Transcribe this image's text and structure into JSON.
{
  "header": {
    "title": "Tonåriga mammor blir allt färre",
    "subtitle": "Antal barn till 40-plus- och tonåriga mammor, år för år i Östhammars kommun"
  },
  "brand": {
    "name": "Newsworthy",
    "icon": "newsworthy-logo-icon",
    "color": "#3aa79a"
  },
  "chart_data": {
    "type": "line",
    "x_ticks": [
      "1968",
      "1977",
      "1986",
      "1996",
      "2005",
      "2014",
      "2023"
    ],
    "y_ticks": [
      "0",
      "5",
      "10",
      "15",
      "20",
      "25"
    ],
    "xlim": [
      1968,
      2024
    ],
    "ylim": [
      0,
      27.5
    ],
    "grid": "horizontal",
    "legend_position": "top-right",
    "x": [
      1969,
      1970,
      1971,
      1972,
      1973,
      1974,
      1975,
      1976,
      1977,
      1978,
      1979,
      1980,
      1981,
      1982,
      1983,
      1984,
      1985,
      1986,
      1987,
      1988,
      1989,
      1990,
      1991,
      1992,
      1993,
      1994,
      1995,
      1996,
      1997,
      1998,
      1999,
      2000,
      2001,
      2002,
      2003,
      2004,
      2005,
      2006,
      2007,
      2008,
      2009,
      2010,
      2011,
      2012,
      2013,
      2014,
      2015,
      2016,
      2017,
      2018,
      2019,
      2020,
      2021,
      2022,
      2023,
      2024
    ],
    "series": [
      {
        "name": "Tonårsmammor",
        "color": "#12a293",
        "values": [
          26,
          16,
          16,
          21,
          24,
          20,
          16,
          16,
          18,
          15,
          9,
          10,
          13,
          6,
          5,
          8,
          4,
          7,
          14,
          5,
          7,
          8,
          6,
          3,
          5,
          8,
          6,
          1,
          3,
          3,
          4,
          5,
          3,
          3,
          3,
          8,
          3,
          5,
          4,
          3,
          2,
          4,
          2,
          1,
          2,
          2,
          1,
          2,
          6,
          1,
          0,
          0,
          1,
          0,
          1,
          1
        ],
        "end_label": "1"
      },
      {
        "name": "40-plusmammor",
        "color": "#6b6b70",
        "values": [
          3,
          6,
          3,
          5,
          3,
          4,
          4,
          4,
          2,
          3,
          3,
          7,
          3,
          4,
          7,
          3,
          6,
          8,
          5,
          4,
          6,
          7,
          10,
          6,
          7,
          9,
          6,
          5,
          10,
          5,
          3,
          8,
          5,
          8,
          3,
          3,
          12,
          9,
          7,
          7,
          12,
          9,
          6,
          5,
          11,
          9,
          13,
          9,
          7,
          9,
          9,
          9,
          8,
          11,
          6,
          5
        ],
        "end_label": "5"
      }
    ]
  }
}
# # # #
Out of the records, collect only those lines that contain the string "name".

    "name": "Newsworthy",
        "name": "Tonårsmammor",
        "name": "40-plusmammor",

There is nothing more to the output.